[BEGIN]

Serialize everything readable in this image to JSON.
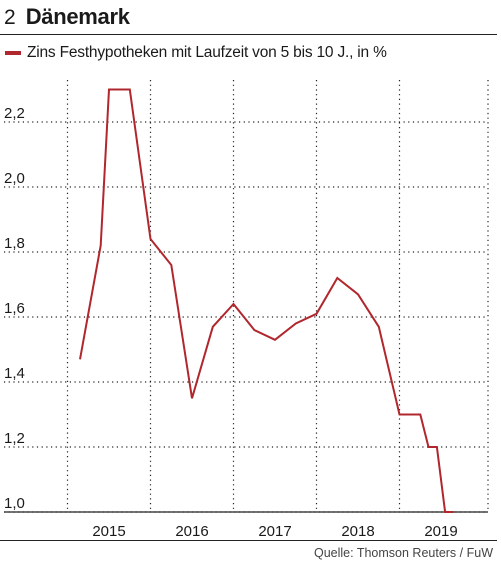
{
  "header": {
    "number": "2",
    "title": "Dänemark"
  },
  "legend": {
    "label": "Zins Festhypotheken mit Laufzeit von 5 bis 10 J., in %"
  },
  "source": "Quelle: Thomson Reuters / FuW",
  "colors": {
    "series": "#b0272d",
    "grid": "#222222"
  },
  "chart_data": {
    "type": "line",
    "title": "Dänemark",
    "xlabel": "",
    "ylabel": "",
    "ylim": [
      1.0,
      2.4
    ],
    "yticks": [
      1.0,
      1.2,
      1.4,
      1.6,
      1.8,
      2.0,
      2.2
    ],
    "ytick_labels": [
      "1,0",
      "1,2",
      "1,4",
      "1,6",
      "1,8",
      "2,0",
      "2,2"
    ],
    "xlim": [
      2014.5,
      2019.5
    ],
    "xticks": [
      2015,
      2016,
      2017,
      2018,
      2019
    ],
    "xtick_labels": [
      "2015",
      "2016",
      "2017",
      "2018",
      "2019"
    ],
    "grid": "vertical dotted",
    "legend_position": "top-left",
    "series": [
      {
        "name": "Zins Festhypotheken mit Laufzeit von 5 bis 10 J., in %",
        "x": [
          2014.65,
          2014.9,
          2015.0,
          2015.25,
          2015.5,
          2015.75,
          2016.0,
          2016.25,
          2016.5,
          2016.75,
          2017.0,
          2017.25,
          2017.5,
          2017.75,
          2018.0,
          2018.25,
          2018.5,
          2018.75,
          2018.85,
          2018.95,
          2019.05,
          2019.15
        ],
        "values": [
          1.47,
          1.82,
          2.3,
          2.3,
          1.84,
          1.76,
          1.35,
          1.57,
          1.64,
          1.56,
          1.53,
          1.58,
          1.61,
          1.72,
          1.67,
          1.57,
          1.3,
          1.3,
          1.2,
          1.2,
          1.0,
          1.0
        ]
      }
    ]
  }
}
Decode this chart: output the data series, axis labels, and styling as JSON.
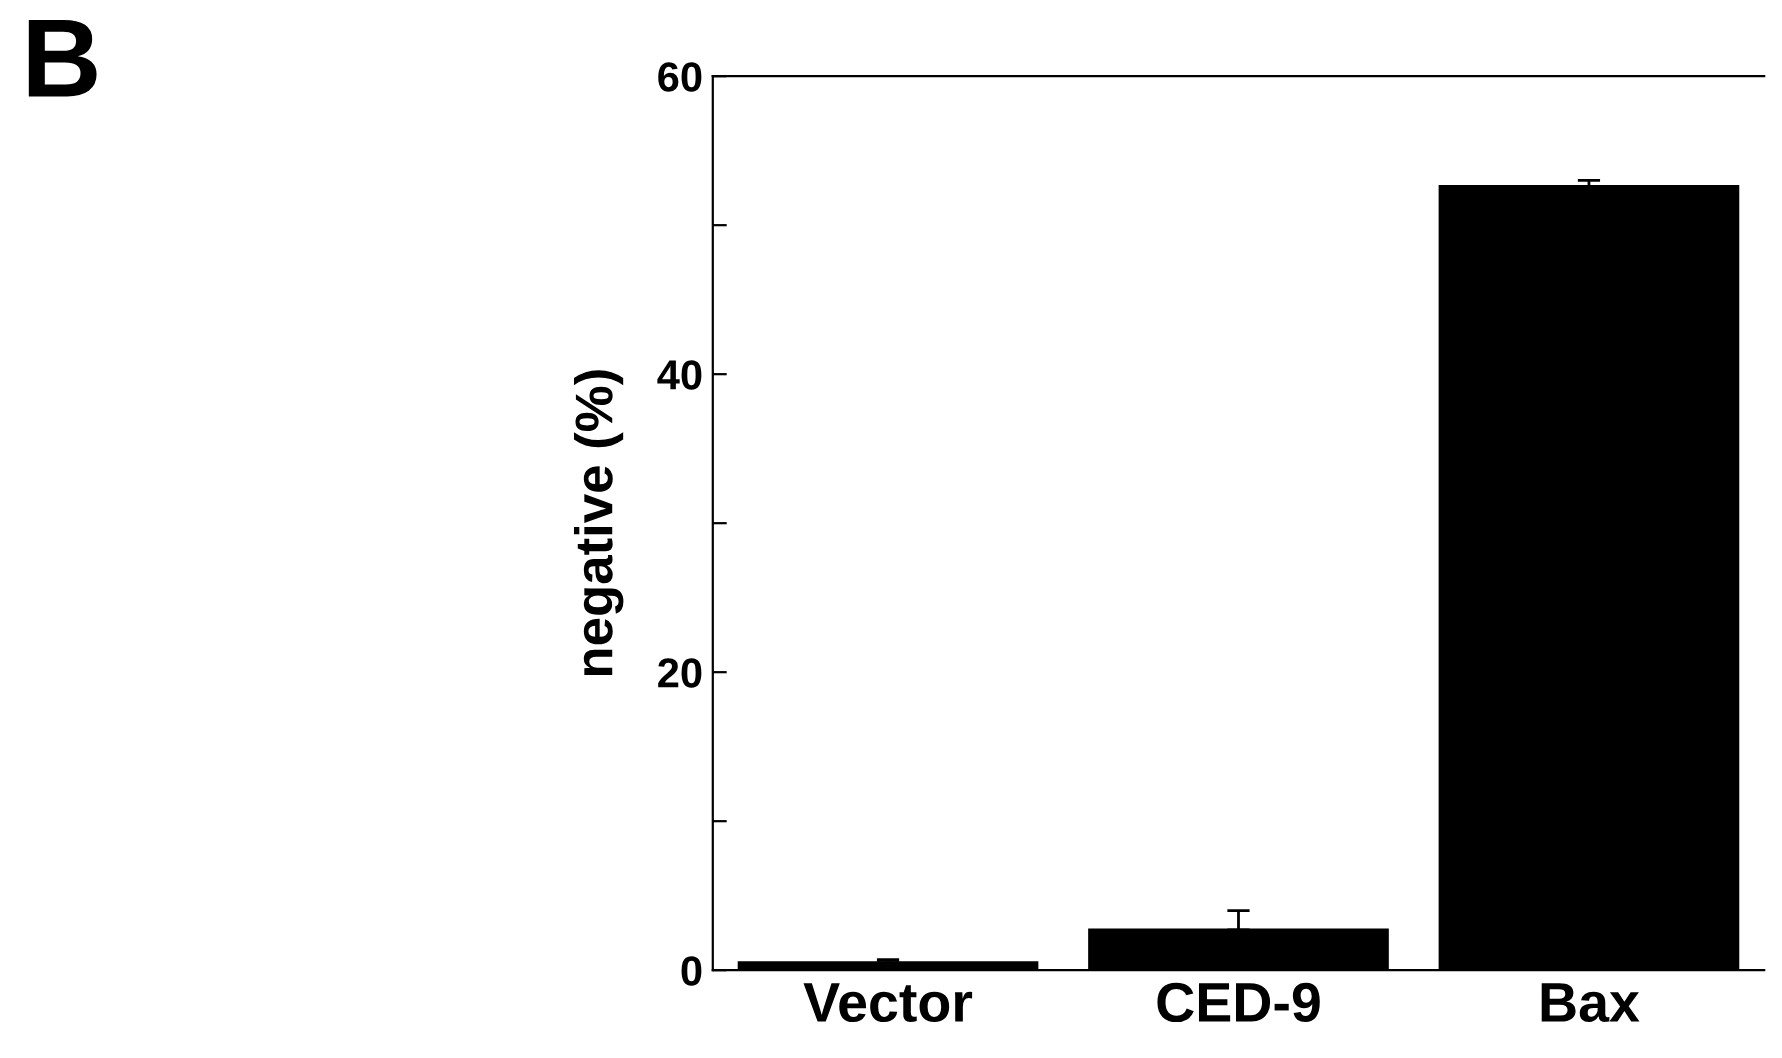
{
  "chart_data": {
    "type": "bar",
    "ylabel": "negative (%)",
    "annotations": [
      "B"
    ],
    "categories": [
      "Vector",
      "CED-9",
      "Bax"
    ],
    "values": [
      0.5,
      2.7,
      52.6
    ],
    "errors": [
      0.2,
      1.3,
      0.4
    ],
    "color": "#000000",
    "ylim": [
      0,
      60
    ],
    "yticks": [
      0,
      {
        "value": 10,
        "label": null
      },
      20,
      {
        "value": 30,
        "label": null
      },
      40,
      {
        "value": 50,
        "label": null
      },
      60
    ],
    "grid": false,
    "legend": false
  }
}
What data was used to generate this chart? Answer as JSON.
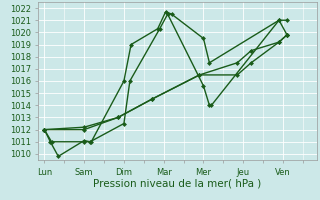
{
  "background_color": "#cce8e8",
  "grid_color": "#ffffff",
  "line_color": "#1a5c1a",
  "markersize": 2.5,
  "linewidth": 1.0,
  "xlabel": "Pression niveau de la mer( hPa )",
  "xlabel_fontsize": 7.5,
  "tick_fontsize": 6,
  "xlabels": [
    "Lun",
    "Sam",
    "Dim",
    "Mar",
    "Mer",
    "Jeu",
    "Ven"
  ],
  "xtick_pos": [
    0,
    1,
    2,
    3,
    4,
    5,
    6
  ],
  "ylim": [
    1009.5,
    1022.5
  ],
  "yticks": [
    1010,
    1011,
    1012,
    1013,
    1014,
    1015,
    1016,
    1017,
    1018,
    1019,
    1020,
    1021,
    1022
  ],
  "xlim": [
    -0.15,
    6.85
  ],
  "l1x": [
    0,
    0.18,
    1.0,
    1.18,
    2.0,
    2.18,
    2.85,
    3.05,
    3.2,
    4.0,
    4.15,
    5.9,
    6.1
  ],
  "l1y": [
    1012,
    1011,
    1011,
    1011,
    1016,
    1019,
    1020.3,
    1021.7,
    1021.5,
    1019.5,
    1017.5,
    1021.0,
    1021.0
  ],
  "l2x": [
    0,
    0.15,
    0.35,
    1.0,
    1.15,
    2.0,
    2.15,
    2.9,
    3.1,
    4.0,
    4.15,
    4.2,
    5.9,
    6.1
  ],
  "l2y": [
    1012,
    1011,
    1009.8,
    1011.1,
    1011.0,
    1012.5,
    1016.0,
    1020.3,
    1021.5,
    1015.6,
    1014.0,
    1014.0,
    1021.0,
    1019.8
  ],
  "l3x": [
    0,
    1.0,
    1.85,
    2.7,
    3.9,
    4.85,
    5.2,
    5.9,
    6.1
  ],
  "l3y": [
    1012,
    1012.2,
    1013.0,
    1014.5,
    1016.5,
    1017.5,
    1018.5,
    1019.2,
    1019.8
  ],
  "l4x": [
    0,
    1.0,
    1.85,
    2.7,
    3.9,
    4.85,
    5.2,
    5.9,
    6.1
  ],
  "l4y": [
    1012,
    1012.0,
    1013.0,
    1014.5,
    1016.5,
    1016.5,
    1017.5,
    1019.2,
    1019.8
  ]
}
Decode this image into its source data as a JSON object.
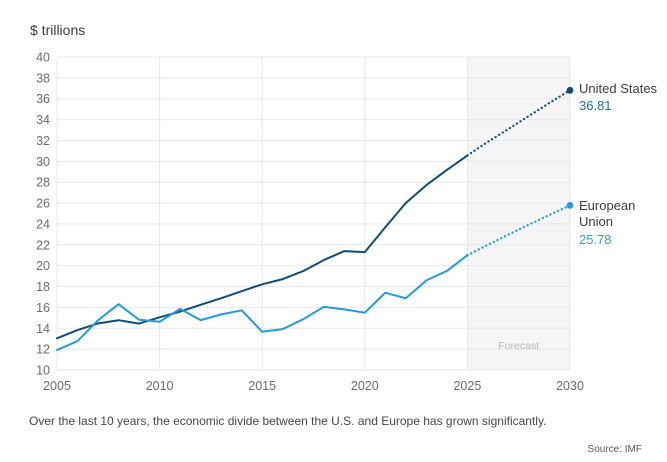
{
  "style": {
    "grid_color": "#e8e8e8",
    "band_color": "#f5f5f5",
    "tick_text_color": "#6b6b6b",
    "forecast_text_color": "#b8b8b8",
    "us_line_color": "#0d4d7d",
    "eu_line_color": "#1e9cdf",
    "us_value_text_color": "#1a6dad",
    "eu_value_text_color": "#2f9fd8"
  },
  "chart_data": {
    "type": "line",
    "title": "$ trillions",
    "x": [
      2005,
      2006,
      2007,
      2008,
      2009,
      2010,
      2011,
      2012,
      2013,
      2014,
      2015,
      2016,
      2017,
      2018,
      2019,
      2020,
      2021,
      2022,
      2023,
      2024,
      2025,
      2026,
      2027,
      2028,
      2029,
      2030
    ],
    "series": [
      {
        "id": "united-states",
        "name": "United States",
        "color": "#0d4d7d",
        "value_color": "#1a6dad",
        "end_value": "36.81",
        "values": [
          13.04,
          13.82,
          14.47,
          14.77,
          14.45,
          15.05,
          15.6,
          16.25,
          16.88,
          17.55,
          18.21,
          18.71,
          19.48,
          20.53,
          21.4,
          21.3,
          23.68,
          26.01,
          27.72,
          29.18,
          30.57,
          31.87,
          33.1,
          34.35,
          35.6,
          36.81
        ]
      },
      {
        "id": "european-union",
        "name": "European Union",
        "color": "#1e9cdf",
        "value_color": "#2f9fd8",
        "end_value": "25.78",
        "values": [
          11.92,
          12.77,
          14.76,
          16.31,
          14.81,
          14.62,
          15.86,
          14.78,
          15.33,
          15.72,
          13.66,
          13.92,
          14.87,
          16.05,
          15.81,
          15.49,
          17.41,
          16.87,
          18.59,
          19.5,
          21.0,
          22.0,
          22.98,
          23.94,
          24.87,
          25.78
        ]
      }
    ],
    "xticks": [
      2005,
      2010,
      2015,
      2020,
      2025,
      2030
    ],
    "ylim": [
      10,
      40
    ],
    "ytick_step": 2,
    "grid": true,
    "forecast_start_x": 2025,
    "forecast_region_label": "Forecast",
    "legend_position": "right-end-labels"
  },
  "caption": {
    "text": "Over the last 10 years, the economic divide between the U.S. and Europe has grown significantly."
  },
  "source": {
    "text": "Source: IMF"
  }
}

[END]

▶ **Written exercise**
Transcribe the material as is, with images omitted.

▶ **Solution to the exercise**
Serialize everything readable in this image to JSON.
{
  "header": {
    "number": "2",
    "title": "Dänemark"
  },
  "legend": {
    "label": "Zins Festhypotheken mit Laufzeit von 5 bis 10 J., in %"
  },
  "source": "Quelle: Thomson Reuters / FuW",
  "colors": {
    "series": "#b0272d",
    "grid": "#222222"
  },
  "chart_data": {
    "type": "line",
    "title": "Dänemark",
    "xlabel": "",
    "ylabel": "",
    "ylim": [
      1.0,
      2.4
    ],
    "yticks": [
      1.0,
      1.2,
      1.4,
      1.6,
      1.8,
      2.0,
      2.2
    ],
    "ytick_labels": [
      "1,0",
      "1,2",
      "1,4",
      "1,6",
      "1,8",
      "2,0",
      "2,2"
    ],
    "xlim": [
      2014.5,
      2019.5
    ],
    "xticks": [
      2015,
      2016,
      2017,
      2018,
      2019
    ],
    "xtick_labels": [
      "2015",
      "2016",
      "2017",
      "2018",
      "2019"
    ],
    "grid": "vertical dotted",
    "legend_position": "top-left",
    "series": [
      {
        "name": "Zins Festhypotheken mit Laufzeit von 5 bis 10 J., in %",
        "x": [
          2014.65,
          2014.9,
          2015.0,
          2015.25,
          2015.5,
          2015.75,
          2016.0,
          2016.25,
          2016.5,
          2016.75,
          2017.0,
          2017.25,
          2017.5,
          2017.75,
          2018.0,
          2018.25,
          2018.5,
          2018.75,
          2018.85,
          2018.95,
          2019.05,
          2019.15
        ],
        "values": [
          1.47,
          1.82,
          2.3,
          2.3,
          1.84,
          1.76,
          1.35,
          1.57,
          1.64,
          1.56,
          1.53,
          1.58,
          1.61,
          1.72,
          1.67,
          1.57,
          1.3,
          1.3,
          1.2,
          1.2,
          1.0,
          1.0
        ]
      }
    ]
  }
}
Decode this chart: output the data series, axis labels, and styling as JSON.
{
  "chart_data": {
    "type": "bar",
    "ylabel": "negative (%)",
    "annotations": [
      "B"
    ],
    "categories": [
      "Vector",
      "CED-9",
      "Bax"
    ],
    "values": [
      0.5,
      2.7,
      52.6
    ],
    "errors": [
      0.2,
      1.3,
      0.4
    ],
    "color": "#000000",
    "ylim": [
      0,
      60
    ],
    "yticks": [
      0,
      {
        "value": 10,
        "label": null
      },
      20,
      {
        "value": 30,
        "label": null
      },
      40,
      {
        "value": 50,
        "label": null
      },
      60
    ],
    "grid": false,
    "legend": false
  }
}
What data was used to generate this chart? Answer as JSON.
{
  "background_color": "#cce8e8",
  "grid_color": "#ffffff",
  "line_color": "#1a5c1a",
  "markersize": 2.5,
  "linewidth": 1.0,
  "xlabel": "Pression niveau de la mer( hPa )",
  "xlabel_fontsize": 7.5,
  "tick_fontsize": 6,
  "xlabels": [
    "Lun",
    "Sam",
    "Dim",
    "Mar",
    "Mer",
    "Jeu",
    "Ven"
  ],
  "xtick_pos": [
    0,
    1,
    2,
    3,
    4,
    5,
    6
  ],
  "ylim": [
    1009.5,
    1022.5
  ],
  "yticks": [
    1010,
    1011,
    1012,
    1013,
    1014,
    1015,
    1016,
    1017,
    1018,
    1019,
    1020,
    1021,
    1022
  ],
  "xlim": [
    -0.15,
    6.85
  ],
  "l1x": [
    0,
    0.18,
    1.0,
    1.18,
    2.0,
    2.18,
    2.85,
    3.05,
    3.2,
    4.0,
    4.15,
    5.9,
    6.1
  ],
  "l1y": [
    1012,
    1011,
    1011,
    1011,
    1016,
    1019,
    1020.3,
    1021.7,
    1021.5,
    1019.5,
    1017.5,
    1021.0,
    1021.0
  ],
  "l2x": [
    0,
    0.15,
    0.35,
    1.0,
    1.15,
    2.0,
    2.15,
    2.9,
    3.1,
    4.0,
    4.15,
    4.2,
    5.9,
    6.1
  ],
  "l2y": [
    1012,
    1011,
    1009.8,
    1011.1,
    1011.0,
    1012.5,
    1016.0,
    1020.3,
    1021.5,
    1015.6,
    1014.0,
    1014.0,
    1021.0,
    1019.8
  ],
  "l3x": [
    0,
    1.0,
    1.85,
    2.7,
    3.9,
    4.85,
    5.2,
    5.9,
    6.1
  ],
  "l3y": [
    1012,
    1012.2,
    1013.0,
    1014.5,
    1016.5,
    1017.5,
    1018.5,
    1019.2,
    1019.8
  ],
  "l4x": [
    0,
    1.0,
    1.85,
    2.7,
    3.9,
    4.85,
    5.2,
    5.9,
    6.1
  ],
  "l4y": [
    1012,
    1012.0,
    1013.0,
    1014.5,
    1016.5,
    1016.5,
    1017.5,
    1019.2,
    1019.8
  ]
}
Decode this image into its source data as a JSON object.
{
  "style": {
    "grid_color": "#e8e8e8",
    "band_color": "#f5f5f5",
    "tick_text_color": "#6b6b6b",
    "forecast_text_color": "#b8b8b8",
    "us_line_color": "#0d4d7d",
    "eu_line_color": "#1e9cdf",
    "us_value_text_color": "#1a6dad",
    "eu_value_text_color": "#2f9fd8"
  },
  "chart_data": {
    "type": "line",
    "title": "$ trillions",
    "x": [
      2005,
      2006,
      2007,
      2008,
      2009,
      2010,
      2011,
      2012,
      2013,
      2014,
      2015,
      2016,
      2017,
      2018,
      2019,
      2020,
      2021,
      2022,
      2023,
      2024,
      2025,
      2026,
      2027,
      2028,
      2029,
      2030
    ],
    "series": [
      {
        "id": "united-states",
        "name": "United States",
        "color": "#0d4d7d",
        "value_color": "#1a6dad",
        "end_value": "36.81",
        "values": [
          13.04,
          13.82,
          14.47,
          14.77,
          14.45,
          15.05,
          15.6,
          16.25,
          16.88,
          17.55,
          18.21,
          18.71,
          19.48,
          20.53,
          21.4,
          21.3,
          23.68,
          26.01,
          27.72,
          29.18,
          30.57,
          31.87,
          33.1,
          34.35,
          35.6,
          36.81
        ]
      },
      {
        "id": "european-union",
        "name": "European Union",
        "color": "#1e9cdf",
        "value_color": "#2f9fd8",
        "end_value": "25.78",
        "values": [
          11.92,
          12.77,
          14.76,
          16.31,
          14.81,
          14.62,
          15.86,
          14.78,
          15.33,
          15.72,
          13.66,
          13.92,
          14.87,
          16.05,
          15.81,
          15.49,
          17.41,
          16.87,
          18.59,
          19.5,
          21.0,
          22.0,
          22.98,
          23.94,
          24.87,
          25.78
        ]
      }
    ],
    "xticks": [
      2005,
      2010,
      2015,
      2020,
      2025,
      2030
    ],
    "ylim": [
      10,
      40
    ],
    "ytick_step": 2,
    "grid": true,
    "forecast_start_x": 2025,
    "forecast_region_label": "Forecast",
    "legend_position": "right-end-labels"
  },
  "caption": {
    "text": "Over the last 10 years, the economic divide between the U.S. and Europe has grown significantly."
  },
  "source": {
    "text": "Source: IMF"
  }
}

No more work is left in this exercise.